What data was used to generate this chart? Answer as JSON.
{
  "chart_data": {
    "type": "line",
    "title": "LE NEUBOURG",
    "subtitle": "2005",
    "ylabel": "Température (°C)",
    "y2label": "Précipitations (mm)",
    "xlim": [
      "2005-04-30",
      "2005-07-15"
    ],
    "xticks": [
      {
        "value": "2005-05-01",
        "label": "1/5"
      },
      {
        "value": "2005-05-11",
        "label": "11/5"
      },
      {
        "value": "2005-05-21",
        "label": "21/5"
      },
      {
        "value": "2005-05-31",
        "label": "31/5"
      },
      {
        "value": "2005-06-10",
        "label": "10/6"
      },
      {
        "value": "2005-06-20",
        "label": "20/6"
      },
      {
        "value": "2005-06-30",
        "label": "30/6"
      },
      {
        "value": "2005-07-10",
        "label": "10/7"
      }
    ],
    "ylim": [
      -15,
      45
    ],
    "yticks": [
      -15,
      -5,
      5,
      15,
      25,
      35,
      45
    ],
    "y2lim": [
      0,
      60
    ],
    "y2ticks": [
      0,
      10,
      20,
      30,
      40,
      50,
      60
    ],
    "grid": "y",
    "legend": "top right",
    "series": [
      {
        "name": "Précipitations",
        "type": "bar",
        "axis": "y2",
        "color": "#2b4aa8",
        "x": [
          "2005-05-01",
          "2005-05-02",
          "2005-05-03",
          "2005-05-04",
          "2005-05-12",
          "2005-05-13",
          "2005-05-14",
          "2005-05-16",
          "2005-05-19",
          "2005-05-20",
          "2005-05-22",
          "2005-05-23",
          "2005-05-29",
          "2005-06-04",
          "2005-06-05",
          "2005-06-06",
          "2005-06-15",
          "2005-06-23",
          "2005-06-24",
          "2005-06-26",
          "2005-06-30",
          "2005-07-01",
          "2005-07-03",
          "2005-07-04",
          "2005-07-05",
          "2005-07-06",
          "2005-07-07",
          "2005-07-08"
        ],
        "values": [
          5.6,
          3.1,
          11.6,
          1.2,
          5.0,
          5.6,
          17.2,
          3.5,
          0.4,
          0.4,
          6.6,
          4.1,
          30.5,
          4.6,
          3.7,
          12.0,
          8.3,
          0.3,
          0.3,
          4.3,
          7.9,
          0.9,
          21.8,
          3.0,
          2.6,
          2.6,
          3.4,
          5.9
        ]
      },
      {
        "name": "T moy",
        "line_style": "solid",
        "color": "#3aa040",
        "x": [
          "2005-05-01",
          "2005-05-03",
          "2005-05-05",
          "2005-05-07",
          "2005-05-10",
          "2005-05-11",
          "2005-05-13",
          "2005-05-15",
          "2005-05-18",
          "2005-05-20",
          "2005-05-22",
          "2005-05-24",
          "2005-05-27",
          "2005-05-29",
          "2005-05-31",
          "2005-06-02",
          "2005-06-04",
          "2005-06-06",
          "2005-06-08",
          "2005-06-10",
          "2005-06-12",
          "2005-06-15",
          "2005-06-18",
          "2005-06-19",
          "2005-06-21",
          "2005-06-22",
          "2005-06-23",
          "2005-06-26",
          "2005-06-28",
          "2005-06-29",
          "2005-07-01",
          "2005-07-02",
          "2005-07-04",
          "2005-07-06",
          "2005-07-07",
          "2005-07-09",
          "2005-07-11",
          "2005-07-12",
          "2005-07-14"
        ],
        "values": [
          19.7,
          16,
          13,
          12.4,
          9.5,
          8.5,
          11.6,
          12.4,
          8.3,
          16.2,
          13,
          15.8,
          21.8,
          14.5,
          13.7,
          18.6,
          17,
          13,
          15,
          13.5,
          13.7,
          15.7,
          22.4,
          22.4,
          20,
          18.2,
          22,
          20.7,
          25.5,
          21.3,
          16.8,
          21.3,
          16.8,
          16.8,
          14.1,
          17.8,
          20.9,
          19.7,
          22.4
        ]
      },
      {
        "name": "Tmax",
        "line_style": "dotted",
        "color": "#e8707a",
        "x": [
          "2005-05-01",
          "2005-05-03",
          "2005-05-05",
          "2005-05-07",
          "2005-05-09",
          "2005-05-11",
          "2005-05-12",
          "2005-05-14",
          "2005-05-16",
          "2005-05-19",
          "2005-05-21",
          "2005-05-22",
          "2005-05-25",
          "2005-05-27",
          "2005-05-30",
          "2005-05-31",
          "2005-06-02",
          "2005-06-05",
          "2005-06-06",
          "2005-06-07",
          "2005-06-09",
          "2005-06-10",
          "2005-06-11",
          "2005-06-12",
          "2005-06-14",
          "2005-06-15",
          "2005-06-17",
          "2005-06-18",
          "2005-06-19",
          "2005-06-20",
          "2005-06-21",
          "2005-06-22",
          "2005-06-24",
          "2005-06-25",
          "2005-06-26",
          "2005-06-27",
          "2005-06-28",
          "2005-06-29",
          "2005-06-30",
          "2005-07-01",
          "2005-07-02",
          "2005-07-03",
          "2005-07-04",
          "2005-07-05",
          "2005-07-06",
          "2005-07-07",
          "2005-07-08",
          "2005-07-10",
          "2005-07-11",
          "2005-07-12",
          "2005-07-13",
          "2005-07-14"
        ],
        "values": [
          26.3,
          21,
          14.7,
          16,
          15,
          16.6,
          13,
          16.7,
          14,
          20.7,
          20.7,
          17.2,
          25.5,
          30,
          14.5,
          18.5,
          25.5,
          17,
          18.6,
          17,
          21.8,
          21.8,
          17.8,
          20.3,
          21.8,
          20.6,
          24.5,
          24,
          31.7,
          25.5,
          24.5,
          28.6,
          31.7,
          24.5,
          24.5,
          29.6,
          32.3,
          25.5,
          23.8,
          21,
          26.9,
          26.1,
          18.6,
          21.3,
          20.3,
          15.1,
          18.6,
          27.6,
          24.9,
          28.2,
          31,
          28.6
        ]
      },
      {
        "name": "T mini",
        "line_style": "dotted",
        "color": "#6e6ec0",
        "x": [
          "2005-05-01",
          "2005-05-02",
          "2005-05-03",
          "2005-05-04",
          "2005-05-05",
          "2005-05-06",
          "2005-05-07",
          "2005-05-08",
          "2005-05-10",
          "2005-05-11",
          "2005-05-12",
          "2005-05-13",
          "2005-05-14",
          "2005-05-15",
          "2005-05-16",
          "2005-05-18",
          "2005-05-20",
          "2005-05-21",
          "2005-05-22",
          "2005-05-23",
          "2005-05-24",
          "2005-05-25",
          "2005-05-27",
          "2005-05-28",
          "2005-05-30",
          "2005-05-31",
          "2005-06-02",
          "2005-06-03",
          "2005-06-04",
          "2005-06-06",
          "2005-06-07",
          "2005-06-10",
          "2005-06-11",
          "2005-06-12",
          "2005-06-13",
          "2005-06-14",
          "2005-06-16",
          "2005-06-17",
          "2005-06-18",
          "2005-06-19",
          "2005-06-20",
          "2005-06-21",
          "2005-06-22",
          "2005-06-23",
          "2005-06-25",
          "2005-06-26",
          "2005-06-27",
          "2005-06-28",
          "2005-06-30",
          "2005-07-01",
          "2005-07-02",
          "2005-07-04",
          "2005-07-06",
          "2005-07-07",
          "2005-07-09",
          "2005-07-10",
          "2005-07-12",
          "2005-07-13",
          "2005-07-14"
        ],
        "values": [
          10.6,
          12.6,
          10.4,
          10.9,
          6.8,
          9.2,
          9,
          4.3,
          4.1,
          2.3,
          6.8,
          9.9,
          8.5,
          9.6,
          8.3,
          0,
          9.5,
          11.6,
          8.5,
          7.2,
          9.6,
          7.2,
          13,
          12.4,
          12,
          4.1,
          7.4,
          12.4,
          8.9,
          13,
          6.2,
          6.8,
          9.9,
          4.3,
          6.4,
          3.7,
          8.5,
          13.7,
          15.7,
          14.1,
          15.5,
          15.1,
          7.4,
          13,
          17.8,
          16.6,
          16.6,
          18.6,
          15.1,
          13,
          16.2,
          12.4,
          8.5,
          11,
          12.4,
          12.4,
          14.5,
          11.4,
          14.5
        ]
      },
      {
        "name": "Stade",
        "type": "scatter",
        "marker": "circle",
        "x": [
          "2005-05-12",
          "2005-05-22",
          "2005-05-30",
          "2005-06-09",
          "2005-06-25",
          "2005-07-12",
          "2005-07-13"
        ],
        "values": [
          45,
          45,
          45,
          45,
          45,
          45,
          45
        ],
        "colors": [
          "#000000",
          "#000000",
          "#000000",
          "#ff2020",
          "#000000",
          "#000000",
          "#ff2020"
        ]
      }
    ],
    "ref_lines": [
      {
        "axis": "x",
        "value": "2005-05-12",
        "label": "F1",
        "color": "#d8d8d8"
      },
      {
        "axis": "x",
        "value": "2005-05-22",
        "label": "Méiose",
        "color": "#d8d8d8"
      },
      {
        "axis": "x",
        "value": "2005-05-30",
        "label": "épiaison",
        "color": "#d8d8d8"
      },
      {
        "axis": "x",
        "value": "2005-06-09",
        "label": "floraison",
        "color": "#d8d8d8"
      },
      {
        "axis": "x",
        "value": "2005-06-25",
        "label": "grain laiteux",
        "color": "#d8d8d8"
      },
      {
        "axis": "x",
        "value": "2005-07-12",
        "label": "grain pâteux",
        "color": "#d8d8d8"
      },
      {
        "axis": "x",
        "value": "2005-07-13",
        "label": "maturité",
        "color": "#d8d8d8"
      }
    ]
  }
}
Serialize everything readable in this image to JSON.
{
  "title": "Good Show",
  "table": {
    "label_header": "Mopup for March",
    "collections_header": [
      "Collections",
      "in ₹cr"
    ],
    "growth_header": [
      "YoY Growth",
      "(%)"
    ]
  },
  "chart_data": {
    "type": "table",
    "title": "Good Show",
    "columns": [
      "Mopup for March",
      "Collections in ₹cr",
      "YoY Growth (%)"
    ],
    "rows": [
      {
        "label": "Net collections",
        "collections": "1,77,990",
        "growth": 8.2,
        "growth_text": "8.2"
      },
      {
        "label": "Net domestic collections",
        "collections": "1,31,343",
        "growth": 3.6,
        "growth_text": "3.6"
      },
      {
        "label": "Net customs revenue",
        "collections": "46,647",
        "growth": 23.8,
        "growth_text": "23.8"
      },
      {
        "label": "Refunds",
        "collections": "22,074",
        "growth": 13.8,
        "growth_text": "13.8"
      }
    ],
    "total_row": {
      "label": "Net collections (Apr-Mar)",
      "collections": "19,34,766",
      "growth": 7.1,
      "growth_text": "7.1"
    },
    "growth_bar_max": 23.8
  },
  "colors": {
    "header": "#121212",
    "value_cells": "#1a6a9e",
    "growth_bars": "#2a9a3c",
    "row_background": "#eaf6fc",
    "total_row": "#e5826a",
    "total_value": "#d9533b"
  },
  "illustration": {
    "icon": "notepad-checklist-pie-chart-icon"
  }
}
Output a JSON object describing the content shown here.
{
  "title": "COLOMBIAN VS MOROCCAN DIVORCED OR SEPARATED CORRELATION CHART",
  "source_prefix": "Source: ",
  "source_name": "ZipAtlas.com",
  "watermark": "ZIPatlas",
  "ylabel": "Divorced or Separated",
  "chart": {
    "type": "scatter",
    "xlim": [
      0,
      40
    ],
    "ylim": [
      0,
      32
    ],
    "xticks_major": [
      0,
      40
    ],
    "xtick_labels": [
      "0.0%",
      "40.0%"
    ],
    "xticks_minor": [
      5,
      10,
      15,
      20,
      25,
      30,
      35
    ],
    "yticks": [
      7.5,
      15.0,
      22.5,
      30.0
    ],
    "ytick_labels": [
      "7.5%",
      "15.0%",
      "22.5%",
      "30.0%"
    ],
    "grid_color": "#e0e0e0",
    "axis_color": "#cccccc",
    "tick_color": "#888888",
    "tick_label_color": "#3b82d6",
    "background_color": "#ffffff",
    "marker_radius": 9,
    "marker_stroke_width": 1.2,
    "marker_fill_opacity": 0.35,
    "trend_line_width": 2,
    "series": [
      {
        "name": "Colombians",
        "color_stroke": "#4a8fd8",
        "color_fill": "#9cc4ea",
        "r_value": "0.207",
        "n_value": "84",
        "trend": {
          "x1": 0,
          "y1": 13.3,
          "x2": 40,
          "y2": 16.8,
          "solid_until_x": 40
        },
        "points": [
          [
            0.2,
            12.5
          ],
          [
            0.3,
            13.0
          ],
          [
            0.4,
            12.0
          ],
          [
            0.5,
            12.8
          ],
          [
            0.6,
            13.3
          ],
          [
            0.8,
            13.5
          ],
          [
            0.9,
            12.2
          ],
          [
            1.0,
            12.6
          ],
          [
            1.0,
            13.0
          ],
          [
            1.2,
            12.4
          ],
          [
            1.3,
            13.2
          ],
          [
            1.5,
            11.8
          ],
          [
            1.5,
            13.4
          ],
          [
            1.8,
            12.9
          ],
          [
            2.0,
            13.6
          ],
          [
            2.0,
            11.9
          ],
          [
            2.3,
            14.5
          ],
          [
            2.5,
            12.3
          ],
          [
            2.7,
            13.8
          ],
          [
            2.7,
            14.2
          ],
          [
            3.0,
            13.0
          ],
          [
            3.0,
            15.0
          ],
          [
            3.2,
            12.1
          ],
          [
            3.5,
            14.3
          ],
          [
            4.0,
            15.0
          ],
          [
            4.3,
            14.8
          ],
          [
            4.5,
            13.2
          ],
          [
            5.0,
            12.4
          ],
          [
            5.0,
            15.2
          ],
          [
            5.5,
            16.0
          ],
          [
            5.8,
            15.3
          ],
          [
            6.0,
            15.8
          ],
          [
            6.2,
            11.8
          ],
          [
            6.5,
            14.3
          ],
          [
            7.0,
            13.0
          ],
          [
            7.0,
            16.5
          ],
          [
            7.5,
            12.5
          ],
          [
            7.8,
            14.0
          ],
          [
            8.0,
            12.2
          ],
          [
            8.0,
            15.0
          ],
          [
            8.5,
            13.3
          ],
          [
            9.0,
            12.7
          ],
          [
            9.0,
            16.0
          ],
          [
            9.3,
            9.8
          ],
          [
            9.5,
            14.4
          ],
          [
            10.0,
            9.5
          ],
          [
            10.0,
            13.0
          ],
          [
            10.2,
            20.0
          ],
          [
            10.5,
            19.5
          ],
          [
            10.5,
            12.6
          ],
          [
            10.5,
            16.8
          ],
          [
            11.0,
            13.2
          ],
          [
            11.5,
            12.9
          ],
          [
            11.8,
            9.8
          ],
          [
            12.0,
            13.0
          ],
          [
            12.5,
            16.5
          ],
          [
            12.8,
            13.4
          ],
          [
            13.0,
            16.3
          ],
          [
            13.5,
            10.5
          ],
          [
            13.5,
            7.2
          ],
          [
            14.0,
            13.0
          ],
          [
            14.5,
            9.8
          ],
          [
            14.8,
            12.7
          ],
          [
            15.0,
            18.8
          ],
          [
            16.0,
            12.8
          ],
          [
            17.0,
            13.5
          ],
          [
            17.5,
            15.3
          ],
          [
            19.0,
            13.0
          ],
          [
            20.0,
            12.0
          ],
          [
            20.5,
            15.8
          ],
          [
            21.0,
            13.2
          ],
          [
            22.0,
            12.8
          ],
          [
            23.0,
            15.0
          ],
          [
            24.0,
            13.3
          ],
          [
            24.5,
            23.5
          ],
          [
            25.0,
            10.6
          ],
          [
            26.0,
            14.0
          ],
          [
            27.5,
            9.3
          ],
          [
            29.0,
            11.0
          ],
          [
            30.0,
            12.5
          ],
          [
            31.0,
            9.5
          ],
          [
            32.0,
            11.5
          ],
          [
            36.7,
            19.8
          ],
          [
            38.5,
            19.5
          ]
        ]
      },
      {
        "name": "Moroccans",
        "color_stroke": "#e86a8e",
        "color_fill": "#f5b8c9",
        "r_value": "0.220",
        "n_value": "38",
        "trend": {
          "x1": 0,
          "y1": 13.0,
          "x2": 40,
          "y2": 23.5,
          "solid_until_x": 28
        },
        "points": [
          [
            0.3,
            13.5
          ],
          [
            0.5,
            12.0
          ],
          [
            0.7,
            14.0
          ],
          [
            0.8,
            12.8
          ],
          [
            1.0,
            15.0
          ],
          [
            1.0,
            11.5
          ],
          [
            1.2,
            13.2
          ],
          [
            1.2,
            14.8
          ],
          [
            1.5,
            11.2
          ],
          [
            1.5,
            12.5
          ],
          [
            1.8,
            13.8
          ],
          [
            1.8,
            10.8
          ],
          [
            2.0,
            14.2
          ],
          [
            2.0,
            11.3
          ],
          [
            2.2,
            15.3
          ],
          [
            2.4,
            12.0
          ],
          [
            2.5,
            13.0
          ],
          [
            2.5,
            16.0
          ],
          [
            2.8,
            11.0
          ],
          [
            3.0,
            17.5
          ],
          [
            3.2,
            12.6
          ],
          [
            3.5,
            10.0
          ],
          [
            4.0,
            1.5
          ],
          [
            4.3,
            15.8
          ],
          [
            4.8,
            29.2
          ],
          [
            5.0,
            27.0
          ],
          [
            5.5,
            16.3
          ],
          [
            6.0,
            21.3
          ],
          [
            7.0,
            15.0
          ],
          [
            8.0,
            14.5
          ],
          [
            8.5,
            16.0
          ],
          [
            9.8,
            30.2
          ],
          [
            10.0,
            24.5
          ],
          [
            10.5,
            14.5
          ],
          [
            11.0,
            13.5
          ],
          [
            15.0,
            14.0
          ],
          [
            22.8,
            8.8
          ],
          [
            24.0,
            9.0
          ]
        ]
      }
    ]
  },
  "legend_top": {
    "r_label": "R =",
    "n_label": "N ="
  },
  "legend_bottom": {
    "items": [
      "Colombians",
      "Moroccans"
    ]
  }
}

=-=-=-=-=

#### Challenge
Within the data above, pick out all lines holding the word "Mopup".

#### Result of this exercise
    "label_header": "Mopup for March",
      "Mopup for March",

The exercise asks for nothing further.